::: Dataset rows

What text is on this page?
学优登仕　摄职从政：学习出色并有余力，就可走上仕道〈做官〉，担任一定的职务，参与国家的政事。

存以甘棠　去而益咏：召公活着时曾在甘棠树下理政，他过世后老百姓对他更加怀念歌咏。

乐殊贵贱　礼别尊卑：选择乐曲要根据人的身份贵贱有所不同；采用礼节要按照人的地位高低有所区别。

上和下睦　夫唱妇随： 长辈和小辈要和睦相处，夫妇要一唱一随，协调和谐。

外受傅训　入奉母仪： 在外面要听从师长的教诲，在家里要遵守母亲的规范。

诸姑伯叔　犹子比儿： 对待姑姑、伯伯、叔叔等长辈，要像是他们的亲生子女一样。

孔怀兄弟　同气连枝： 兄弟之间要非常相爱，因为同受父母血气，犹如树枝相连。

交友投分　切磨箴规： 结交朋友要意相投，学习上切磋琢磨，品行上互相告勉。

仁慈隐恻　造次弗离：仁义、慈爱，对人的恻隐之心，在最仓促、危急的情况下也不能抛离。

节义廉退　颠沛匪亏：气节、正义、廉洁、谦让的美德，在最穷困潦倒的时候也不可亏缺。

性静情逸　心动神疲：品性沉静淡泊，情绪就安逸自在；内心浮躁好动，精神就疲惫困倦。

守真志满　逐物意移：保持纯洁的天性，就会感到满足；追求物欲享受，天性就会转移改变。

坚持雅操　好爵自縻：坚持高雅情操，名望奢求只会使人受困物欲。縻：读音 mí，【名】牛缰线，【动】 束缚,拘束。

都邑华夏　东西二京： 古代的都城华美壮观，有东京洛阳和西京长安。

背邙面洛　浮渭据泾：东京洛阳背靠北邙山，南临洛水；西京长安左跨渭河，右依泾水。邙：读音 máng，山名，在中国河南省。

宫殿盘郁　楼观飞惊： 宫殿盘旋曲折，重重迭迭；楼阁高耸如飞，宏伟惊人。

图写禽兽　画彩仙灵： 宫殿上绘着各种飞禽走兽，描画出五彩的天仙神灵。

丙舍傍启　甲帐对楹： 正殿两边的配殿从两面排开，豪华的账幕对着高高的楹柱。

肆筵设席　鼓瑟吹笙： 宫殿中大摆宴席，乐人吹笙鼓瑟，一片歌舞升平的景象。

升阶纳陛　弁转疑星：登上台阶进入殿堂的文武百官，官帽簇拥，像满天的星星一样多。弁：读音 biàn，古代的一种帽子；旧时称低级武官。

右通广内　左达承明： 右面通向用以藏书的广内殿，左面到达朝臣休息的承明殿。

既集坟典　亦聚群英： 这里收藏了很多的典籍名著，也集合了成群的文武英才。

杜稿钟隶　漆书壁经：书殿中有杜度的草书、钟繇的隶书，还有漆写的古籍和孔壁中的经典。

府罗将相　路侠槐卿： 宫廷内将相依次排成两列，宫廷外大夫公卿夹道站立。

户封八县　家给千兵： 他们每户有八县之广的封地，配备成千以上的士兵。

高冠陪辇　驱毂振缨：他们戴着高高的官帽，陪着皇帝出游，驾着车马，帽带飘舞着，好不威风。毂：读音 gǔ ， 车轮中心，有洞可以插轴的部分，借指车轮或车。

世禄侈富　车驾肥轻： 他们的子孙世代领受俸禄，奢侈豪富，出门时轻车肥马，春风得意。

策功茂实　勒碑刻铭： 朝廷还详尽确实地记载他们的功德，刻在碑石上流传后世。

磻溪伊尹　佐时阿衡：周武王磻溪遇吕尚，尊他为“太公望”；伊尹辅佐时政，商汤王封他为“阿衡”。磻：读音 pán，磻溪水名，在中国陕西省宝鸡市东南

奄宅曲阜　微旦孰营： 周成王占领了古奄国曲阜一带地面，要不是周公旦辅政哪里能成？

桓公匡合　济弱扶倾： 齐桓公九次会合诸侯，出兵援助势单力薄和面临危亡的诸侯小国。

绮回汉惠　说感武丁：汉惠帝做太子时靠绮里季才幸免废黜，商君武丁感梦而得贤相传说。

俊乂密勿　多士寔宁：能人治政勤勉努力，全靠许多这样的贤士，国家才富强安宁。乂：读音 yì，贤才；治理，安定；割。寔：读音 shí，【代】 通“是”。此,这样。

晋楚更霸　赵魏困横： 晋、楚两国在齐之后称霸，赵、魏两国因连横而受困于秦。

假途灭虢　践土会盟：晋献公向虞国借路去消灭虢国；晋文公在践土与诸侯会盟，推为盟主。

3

::::::

#### What is required
Please restate the data word for word, every record included.

#### Output of the exercise
What text is on this page?
学优登仕　摄职从政：学习出色并有余力，就可走上仕道〈做官〉，担任一定的职务，参与国家的政事。

存以甘棠　去而益咏：召公活着时曾在甘棠树下理政，他过世后老百姓对他更加怀念歌咏。

乐殊贵贱　礼别尊卑：选择乐曲要根据人的身份贵贱有所不同；采用礼节要按照人的地位高低有所区别。

上和下睦　夫唱妇随： 长辈和小辈要和睦相处，夫妇要一唱一随，协调和谐。

外受傅训　入奉母仪： 在外面要听从师长的教诲，在家里要遵守母亲的规范。

诸姑伯叔　犹子比儿： 对待姑姑、伯伯、叔叔等长辈，要像是他们的亲生子女一样。

孔怀兄弟　同气连枝： 兄弟之间要非常相爱，因为同受父母血气，犹如树枝相连。

交友投分　切磨箴规： 结交朋友要意相投，学习上切磋琢磨，品行上互相告勉。

仁慈隐恻　造次弗离：仁义、慈爱，对人的恻隐之心，在最仓促、危急的情况下也不能抛离。

节义廉退　颠沛匪亏：气节、正义、廉洁、谦让的美德，在最穷困潦倒的时候也不可亏缺。

性静情逸　心动神疲：品性沉静淡泊，情绪就安逸自在；内心浮躁好动，精神就疲惫困倦。

守真志满　逐物意移：保持纯洁的天性，就会感到满足；追求物欲享受，天性就会转移改变。

坚持雅操　好爵自縻：坚持高雅情操，名望奢求只会使人受困物欲。縻：读音 mí，【名】牛缰线，【动】 束缚,拘束。

都邑华夏　东西二京： 古代的都城华美壮观，有东京洛阳和西京长安。

背邙面洛　浮渭据泾：东京洛阳背靠北邙山，南临洛水；西京长安左跨渭河，右依泾水。邙：读音 máng，山名，在中国河南省。

宫殿盘郁　楼观飞惊： 宫殿盘旋曲折，重重迭迭；楼阁高耸如飞，宏伟惊人。

图写禽兽　画彩仙灵： 宫殿上绘着各种飞禽走兽，描画出五彩的天仙神灵。

丙舍傍启　甲帐对楹： 正殿两边的配殿从两面排开，豪华的账幕对着高高的楹柱。

肆筵设席　鼓瑟吹笙： 宫殿中大摆宴席，乐人吹笙鼓瑟，一片歌舞升平的景象。

升阶纳陛　弁转疑星：登上台阶进入殿堂的文武百官，官帽簇拥，像满天的星星一样多。弁：读音 biàn，古代的一种帽子；旧时称低级武官。

右通广内　左达承明： 右面通向用以藏书的广内殿，左面到达朝臣休息的承明殿。

既集坟典　亦聚群英： 这里收藏了很多的典籍名著，也集合了成群的文武英才。

杜稿钟隶　漆书壁经：书殿中有杜度的草书、钟繇的隶书，还有漆写的古籍和孔壁中的经典。

府罗将相　路侠槐卿： 宫廷内将相依次排成两列，宫廷外大夫公卿夹道站立。

户封八县　家给千兵： 他们每户有八县之广的封地，配备成千以上的士兵。

高冠陪辇　驱毂振缨：他们戴着高高的官帽，陪着皇帝出游，驾着车马，帽带飘舞着，好不威风。毂：读音 gǔ ， 车轮中心，有洞可以插轴的部分，借指车轮或车。

世禄侈富　车驾肥轻： 他们的子孙世代领受俸禄，奢侈豪富，出门时轻车肥马，春风得意。

策功茂实　勒碑刻铭： 朝廷还详尽确实地记载他们的功德，刻在碑石上流传后世。

磻溪伊尹　佐时阿衡：周武王磻溪遇吕尚，尊他为“太公望”；伊尹辅佐时政，商汤王封他为“阿衡”。磻：读音 pán，磻溪水名，在中国陕西省宝鸡市东南

奄宅曲阜　微旦孰营： 周成王占领了古奄国曲阜一带地面，要不是周公旦辅政哪里能成？

桓公匡合　济弱扶倾： 齐桓公九次会合诸侯，出兵援助势单力薄和面临危亡的诸侯小国。

绮回汉惠　说感武丁：汉惠帝做太子时靠绮里季才幸免废黜，商君武丁感梦而得贤相传说。

俊乂密勿　多士寔宁：能人治政勤勉努力，全靠许多这样的贤士，国家才富强安宁。乂：读音 yì，贤才；治理，安定；割。寔：读音 shí，【代】 通“是”。此,这样。

晋楚更霸　赵魏困横： 晋、楚两国在齐之后称霸，赵、魏两国因连横而受困于秦。

假途灭虢　践土会盟：晋献公向虞国借路去消灭虢国；晋文公在践土与诸侯会盟，推为盟主。

3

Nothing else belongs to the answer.